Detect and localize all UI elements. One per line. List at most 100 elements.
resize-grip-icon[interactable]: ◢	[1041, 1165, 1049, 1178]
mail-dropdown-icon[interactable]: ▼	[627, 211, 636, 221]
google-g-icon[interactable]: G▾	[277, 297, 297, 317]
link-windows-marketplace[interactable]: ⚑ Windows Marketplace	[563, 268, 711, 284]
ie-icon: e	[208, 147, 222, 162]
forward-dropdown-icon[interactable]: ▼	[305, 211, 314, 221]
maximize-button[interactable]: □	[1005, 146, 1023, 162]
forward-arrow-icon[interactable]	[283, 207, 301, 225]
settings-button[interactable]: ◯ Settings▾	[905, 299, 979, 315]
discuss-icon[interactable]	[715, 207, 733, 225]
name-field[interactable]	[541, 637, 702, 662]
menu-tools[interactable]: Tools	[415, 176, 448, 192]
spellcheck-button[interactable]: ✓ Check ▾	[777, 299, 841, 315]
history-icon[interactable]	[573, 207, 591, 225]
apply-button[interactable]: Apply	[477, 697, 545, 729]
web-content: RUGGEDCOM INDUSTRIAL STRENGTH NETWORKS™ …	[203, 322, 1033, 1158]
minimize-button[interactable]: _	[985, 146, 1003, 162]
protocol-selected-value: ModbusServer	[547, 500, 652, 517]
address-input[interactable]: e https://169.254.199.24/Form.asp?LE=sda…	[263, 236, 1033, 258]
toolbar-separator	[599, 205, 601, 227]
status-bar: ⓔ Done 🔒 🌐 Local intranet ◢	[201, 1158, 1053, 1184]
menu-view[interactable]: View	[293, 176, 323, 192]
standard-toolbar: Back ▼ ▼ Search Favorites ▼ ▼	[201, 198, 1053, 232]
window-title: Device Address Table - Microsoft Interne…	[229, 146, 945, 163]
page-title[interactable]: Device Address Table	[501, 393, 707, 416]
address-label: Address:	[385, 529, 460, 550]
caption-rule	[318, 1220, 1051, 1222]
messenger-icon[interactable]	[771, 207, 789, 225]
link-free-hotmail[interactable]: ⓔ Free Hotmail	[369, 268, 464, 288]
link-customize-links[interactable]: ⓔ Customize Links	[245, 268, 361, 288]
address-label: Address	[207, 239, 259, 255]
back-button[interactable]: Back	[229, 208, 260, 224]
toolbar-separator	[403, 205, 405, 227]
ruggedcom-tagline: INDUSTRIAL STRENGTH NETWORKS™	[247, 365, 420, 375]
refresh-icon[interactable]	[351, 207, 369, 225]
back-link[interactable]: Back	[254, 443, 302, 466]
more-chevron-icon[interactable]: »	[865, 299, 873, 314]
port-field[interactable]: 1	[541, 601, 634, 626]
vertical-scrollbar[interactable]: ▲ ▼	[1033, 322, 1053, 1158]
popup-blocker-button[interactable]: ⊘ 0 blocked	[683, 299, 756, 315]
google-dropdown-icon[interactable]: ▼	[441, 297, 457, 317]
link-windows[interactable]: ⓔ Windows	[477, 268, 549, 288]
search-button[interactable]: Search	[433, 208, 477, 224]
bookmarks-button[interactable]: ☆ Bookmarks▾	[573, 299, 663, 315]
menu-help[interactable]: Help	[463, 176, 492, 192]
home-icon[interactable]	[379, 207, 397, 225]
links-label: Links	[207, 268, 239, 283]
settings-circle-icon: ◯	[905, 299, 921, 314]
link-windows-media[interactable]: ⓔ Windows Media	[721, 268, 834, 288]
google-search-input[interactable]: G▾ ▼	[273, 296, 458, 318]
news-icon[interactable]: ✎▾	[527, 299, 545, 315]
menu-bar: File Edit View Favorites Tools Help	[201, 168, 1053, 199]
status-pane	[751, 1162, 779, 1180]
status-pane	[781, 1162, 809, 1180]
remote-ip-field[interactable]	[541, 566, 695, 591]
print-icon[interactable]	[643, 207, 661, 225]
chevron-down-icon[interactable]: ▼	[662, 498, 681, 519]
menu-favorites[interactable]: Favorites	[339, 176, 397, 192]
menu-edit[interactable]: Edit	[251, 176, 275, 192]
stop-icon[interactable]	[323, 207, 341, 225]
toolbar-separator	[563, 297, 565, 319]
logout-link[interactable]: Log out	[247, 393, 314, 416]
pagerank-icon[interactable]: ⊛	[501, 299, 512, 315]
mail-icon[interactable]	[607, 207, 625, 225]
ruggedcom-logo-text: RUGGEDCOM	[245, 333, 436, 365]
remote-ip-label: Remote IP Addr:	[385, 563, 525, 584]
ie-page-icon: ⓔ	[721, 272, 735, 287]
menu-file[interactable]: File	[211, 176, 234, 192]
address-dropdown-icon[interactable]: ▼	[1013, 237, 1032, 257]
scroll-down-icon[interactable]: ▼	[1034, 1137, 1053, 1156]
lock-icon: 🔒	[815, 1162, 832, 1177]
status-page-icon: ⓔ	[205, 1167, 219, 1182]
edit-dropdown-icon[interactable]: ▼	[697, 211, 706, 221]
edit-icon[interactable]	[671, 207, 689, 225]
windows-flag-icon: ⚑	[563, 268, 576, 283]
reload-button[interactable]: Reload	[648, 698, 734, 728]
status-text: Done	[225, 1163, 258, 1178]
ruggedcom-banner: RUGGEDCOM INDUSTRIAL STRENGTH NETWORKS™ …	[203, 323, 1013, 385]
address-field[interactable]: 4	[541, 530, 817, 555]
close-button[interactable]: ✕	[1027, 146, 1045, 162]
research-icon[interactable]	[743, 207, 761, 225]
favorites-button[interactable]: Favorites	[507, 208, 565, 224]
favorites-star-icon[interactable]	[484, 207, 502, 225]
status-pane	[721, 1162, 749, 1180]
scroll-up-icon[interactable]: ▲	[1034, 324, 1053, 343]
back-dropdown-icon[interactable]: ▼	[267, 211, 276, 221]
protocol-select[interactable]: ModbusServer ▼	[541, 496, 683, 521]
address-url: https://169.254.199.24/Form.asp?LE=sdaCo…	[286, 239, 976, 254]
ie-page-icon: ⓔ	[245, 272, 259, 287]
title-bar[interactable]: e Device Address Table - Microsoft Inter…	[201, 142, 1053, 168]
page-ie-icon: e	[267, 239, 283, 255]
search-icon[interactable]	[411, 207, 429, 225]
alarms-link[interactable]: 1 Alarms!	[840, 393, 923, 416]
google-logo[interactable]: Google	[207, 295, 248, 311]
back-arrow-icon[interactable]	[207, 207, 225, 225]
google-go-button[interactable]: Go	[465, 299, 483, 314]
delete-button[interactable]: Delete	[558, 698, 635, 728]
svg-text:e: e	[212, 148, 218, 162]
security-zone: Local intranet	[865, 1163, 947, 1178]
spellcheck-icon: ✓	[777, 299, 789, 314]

_____

YOUR GOAL: Reproduce every line of the data above unchanged and in its original order.

ANSWER TO THE EXERCISE:
Detect and localize all UI elements. One per line. List at most 100 elements.
resize-grip-icon[interactable]: ◢	[1041, 1165, 1049, 1178]
mail-dropdown-icon[interactable]: ▼	[627, 211, 636, 221]
google-g-icon[interactable]: G▾	[277, 297, 297, 317]
link-windows-marketplace[interactable]: ⚑ Windows Marketplace	[563, 268, 711, 284]
ie-icon: e	[208, 147, 222, 162]
forward-dropdown-icon[interactable]: ▼	[305, 211, 314, 221]
maximize-button[interactable]: □	[1005, 146, 1023, 162]
forward-arrow-icon[interactable]	[283, 207, 301, 225]
settings-button[interactable]: ◯ Settings▾	[905, 299, 979, 315]
discuss-icon[interactable]	[715, 207, 733, 225]
name-field[interactable]	[541, 637, 702, 662]
menu-tools[interactable]: Tools	[415, 176, 448, 192]
spellcheck-button[interactable]: ✓ Check ▾	[777, 299, 841, 315]
history-icon[interactable]	[573, 207, 591, 225]
apply-button[interactable]: Apply	[477, 697, 545, 729]
web-content: RUGGEDCOM INDUSTRIAL STRENGTH NETWORKS™ …	[203, 322, 1033, 1158]
minimize-button[interactable]: _	[985, 146, 1003, 162]
protocol-selected-value: ModbusServer	[547, 500, 652, 517]
address-input[interactable]: e https://169.254.199.24/Form.asp?LE=sda…	[263, 236, 1033, 258]
toolbar-separator	[599, 205, 601, 227]
status-bar: ⓔ Done 🔒 🌐 Local intranet ◢	[201, 1158, 1053, 1184]
menu-view[interactable]: View	[293, 176, 323, 192]
standard-toolbar: Back ▼ ▼ Search Favorites ▼ ▼	[201, 198, 1053, 232]
window-title: Device Address Table - Microsoft Interne…	[229, 146, 945, 163]
page-title[interactable]: Device Address Table	[501, 393, 707, 416]
address-label: Address:	[385, 529, 460, 550]
caption-rule	[318, 1220, 1051, 1222]
messenger-icon[interactable]	[771, 207, 789, 225]
link-free-hotmail[interactable]: ⓔ Free Hotmail	[369, 268, 464, 288]
link-customize-links[interactable]: ⓔ Customize Links	[245, 268, 361, 288]
address-label: Address	[207, 239, 259, 255]
back-button[interactable]: Back	[229, 208, 260, 224]
toolbar-separator	[403, 205, 405, 227]
ruggedcom-tagline: INDUSTRIAL STRENGTH NETWORKS™	[247, 365, 420, 375]
refresh-icon[interactable]	[351, 207, 369, 225]
back-link[interactable]: Back	[254, 443, 302, 466]
more-chevron-icon[interactable]: »	[865, 299, 873, 314]
port-field[interactable]: 1	[541, 601, 634, 626]
vertical-scrollbar[interactable]: ▲ ▼	[1033, 322, 1053, 1158]
popup-blocker-button[interactable]: ⊘ 0 blocked	[683, 299, 756, 315]
google-dropdown-icon[interactable]: ▼	[441, 297, 457, 317]
link-windows[interactable]: ⓔ Windows	[477, 268, 549, 288]
search-button[interactable]: Search	[433, 208, 477, 224]
bookmarks-button[interactable]: ☆ Bookmarks▾	[573, 299, 663, 315]
menu-help[interactable]: Help	[463, 176, 492, 192]
home-icon[interactable]	[379, 207, 397, 225]
links-label: Links	[207, 268, 239, 283]
settings-circle-icon: ◯	[905, 299, 921, 314]
link-windows-media[interactable]: ⓔ Windows Media	[721, 268, 834, 288]
google-search-input[interactable]: G▾ ▼	[273, 296, 458, 318]
news-icon[interactable]: ✎▾	[527, 299, 545, 315]
menu-bar: File Edit View Favorites Tools Help	[201, 168, 1053, 199]
status-pane	[751, 1162, 779, 1180]
status-pane	[781, 1162, 809, 1180]
remote-ip-field[interactable]	[541, 566, 695, 591]
print-icon[interactable]	[643, 207, 661, 225]
chevron-down-icon[interactable]: ▼	[662, 498, 681, 519]
menu-favorites[interactable]: Favorites	[339, 176, 397, 192]
menu-edit[interactable]: Edit	[251, 176, 275, 192]
stop-icon[interactable]	[323, 207, 341, 225]
toolbar-separator	[563, 297, 565, 319]
logout-link[interactable]: Log out	[247, 393, 314, 416]
pagerank-icon[interactable]: ⊛	[501, 299, 512, 315]
mail-icon[interactable]	[607, 207, 625, 225]
ruggedcom-logo-text: RUGGEDCOM	[245, 333, 436, 365]
remote-ip-label: Remote IP Addr:	[385, 563, 525, 584]
ie-page-icon: ⓔ	[721, 272, 735, 287]
menu-file[interactable]: File	[211, 176, 234, 192]
address-dropdown-icon[interactable]: ▼	[1013, 237, 1032, 257]
scroll-down-icon[interactable]: ▼	[1034, 1137, 1053, 1156]
lock-icon: 🔒	[815, 1162, 832, 1177]
status-page-icon: ⓔ	[205, 1167, 219, 1182]
edit-dropdown-icon[interactable]: ▼	[697, 211, 706, 221]
edit-icon[interactable]	[671, 207, 689, 225]
windows-flag-icon: ⚑	[563, 268, 576, 283]
reload-button[interactable]: Reload	[648, 698, 734, 728]
status-text: Done	[225, 1163, 258, 1178]
ruggedcom-banner: RUGGEDCOM INDUSTRIAL STRENGTH NETWORKS™ …	[203, 323, 1013, 385]
address-field[interactable]: 4	[541, 530, 817, 555]
close-button[interactable]: ✕	[1027, 146, 1045, 162]
research-icon[interactable]	[743, 207, 761, 225]
favorites-button[interactable]: Favorites	[507, 208, 565, 224]
favorites-star-icon[interactable]	[484, 207, 502, 225]
status-pane	[721, 1162, 749, 1180]
scroll-up-icon[interactable]: ▲	[1034, 324, 1053, 343]
back-dropdown-icon[interactable]: ▼	[267, 211, 276, 221]
protocol-select[interactable]: ModbusServer ▼	[541, 496, 683, 521]
address-url: https://169.254.199.24/Form.asp?LE=sdaCo…	[286, 239, 976, 254]
ie-page-icon: ⓔ	[245, 272, 259, 287]
title-bar[interactable]: e Device Address Table - Microsoft Inter…	[201, 142, 1053, 168]
page-ie-icon: e	[267, 239, 283, 255]
search-icon[interactable]	[411, 207, 429, 225]
alarms-link[interactable]: 1 Alarms!	[840, 393, 923, 416]
google-logo[interactable]: Google	[207, 295, 248, 311]
back-arrow-icon[interactable]	[207, 207, 225, 225]
google-go-button[interactable]: Go	[465, 299, 483, 314]
delete-button[interactable]: Delete	[558, 698, 635, 728]
svg-text:e: e	[212, 148, 218, 162]
security-zone: Local intranet	[865, 1163, 947, 1178]
spellcheck-icon: ✓	[777, 299, 789, 314]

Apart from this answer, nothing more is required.